◆ **MATERIAL FOR THIS TASK**:
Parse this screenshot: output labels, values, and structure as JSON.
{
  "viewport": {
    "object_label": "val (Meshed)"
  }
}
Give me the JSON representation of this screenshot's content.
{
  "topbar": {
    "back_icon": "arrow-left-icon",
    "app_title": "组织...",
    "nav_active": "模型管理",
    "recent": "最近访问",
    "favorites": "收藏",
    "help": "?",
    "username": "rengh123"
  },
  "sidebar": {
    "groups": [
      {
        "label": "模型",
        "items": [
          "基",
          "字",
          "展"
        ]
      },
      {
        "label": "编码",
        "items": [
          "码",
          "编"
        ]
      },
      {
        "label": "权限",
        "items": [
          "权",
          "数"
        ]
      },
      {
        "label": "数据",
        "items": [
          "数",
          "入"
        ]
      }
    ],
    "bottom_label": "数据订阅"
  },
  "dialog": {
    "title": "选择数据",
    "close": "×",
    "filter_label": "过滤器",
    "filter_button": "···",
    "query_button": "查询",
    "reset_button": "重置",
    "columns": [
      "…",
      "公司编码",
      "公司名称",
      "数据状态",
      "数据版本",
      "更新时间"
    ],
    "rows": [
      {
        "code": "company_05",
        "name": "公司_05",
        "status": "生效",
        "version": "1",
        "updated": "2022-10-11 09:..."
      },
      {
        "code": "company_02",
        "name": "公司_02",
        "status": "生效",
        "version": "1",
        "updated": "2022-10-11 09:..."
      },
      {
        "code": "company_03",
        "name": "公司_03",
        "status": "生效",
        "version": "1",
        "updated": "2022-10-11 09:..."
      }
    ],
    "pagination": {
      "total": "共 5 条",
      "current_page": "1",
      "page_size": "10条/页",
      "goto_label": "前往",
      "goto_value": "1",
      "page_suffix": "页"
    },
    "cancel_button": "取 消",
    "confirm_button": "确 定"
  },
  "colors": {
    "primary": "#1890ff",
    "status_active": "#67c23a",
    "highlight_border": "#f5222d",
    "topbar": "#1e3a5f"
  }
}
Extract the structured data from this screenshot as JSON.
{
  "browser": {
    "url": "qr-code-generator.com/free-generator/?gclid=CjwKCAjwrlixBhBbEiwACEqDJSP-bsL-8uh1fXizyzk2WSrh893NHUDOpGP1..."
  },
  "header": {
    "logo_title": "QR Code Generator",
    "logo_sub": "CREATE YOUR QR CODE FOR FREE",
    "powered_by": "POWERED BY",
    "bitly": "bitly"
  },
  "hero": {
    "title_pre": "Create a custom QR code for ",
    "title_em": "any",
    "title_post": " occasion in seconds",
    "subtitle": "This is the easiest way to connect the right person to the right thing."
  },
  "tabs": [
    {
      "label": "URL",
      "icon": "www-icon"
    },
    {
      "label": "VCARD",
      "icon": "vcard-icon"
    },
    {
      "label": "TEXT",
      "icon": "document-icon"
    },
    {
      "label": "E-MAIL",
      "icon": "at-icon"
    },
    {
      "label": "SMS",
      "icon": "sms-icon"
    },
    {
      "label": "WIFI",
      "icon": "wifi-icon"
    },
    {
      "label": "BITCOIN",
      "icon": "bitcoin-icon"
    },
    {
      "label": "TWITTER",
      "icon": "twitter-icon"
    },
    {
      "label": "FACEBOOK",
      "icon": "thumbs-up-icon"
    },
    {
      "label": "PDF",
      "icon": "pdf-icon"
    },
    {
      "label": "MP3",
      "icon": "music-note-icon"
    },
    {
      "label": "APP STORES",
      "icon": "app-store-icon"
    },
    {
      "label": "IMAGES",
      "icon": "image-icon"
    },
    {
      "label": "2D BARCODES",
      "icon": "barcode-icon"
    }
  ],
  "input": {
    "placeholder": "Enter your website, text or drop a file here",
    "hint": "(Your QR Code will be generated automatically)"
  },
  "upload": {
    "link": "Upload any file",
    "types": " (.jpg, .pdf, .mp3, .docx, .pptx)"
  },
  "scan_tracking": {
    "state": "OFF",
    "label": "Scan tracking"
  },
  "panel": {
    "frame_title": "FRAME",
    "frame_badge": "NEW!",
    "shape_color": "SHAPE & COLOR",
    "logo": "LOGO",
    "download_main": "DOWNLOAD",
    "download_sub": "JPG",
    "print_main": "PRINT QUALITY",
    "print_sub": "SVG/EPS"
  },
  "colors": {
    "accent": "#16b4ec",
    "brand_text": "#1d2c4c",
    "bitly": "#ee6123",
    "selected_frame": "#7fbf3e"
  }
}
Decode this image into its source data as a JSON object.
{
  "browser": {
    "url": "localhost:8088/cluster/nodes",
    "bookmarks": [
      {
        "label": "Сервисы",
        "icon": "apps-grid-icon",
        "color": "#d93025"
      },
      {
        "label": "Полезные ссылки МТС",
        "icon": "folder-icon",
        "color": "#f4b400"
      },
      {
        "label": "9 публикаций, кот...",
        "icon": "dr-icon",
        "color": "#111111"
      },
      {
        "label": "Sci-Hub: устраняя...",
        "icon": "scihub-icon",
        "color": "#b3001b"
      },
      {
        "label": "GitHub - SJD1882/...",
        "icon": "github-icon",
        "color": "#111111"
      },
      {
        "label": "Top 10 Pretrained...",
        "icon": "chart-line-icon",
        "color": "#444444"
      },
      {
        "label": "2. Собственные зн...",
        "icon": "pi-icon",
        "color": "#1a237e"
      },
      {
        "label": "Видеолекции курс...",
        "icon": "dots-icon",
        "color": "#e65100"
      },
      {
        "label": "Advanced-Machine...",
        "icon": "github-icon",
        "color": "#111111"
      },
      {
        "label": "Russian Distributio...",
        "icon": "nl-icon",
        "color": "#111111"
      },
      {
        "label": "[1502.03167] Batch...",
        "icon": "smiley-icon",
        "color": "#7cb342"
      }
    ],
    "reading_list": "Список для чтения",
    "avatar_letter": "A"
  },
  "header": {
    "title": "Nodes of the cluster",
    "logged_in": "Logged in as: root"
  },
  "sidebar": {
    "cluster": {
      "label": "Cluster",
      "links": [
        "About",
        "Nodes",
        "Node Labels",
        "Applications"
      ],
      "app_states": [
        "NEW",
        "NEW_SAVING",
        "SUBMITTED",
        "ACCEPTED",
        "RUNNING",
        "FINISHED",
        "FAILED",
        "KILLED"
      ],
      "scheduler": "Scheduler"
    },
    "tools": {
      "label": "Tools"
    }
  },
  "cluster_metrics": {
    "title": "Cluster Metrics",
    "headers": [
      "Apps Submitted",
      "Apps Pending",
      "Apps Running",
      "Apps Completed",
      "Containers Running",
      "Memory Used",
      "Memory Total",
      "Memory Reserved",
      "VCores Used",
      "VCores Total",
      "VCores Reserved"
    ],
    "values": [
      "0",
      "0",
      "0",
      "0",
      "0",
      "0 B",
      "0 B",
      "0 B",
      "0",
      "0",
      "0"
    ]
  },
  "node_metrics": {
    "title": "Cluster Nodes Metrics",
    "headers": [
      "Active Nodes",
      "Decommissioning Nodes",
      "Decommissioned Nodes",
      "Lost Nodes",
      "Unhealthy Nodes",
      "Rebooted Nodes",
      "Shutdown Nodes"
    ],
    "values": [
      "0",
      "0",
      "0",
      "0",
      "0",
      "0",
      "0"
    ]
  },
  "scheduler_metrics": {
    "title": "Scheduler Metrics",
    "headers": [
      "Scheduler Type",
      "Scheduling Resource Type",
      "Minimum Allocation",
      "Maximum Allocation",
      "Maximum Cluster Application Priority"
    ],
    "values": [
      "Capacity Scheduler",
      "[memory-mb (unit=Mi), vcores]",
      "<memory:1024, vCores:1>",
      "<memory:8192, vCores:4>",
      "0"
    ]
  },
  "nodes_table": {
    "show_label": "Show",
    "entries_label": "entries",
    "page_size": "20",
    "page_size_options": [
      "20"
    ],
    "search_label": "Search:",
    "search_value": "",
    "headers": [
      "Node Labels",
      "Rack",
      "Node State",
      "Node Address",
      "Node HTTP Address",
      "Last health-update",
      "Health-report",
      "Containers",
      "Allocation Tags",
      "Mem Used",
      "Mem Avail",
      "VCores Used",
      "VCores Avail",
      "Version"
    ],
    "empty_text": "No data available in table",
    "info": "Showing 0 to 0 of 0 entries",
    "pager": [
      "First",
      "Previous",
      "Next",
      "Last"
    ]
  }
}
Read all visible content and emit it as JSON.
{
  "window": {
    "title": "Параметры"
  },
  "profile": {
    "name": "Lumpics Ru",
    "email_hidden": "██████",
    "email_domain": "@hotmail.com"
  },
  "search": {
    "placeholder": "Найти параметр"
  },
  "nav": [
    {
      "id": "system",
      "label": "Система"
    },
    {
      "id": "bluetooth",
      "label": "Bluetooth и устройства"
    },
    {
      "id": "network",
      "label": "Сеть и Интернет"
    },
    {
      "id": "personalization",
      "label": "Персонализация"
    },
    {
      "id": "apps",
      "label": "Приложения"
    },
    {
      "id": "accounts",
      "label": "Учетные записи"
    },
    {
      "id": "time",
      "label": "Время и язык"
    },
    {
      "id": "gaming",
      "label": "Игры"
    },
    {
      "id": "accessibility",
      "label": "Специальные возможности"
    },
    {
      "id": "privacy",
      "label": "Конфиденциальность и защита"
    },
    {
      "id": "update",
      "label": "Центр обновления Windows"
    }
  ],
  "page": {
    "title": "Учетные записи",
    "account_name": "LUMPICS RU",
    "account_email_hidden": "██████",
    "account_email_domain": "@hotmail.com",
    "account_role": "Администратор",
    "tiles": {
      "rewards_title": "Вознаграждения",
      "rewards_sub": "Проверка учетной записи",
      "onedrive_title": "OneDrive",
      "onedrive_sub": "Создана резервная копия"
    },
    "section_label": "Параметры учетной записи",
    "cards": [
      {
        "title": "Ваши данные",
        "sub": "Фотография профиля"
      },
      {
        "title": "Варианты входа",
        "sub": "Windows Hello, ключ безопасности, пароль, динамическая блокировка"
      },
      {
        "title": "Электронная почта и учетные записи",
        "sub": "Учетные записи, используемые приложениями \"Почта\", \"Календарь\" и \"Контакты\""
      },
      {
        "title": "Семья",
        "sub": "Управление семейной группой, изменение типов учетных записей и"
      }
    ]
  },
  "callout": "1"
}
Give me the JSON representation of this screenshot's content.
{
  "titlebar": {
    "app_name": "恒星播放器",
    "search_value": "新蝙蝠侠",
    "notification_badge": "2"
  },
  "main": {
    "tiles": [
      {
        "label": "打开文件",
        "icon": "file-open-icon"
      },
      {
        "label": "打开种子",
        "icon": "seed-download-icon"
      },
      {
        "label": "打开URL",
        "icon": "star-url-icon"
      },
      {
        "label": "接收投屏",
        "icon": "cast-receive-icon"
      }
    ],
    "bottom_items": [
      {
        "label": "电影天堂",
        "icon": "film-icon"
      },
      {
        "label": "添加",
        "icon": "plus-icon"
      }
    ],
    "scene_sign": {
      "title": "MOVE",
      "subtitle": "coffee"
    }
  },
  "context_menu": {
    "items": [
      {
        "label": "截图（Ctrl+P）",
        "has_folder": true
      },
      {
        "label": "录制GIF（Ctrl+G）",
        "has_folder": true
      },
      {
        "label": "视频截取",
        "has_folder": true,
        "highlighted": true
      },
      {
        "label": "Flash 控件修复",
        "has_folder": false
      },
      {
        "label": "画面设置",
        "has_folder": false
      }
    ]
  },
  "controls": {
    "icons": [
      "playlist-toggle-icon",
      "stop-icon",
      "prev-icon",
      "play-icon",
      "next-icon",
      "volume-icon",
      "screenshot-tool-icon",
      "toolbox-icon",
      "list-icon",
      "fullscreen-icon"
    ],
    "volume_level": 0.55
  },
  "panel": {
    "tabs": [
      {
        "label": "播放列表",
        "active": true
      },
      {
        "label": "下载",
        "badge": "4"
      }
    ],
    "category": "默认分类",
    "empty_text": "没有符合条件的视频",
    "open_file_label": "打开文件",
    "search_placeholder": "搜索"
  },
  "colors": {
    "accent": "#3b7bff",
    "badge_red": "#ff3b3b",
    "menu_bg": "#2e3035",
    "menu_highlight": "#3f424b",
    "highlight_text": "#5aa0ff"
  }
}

◆ **GIVEN INSTRUCTION**: Read through the data and copy every line where "entries" shows up.

◆ **EXERCISE ANSWER**:
    "entries_label": "entries",
    "info": "Showing 0 to 0 of 0 entries",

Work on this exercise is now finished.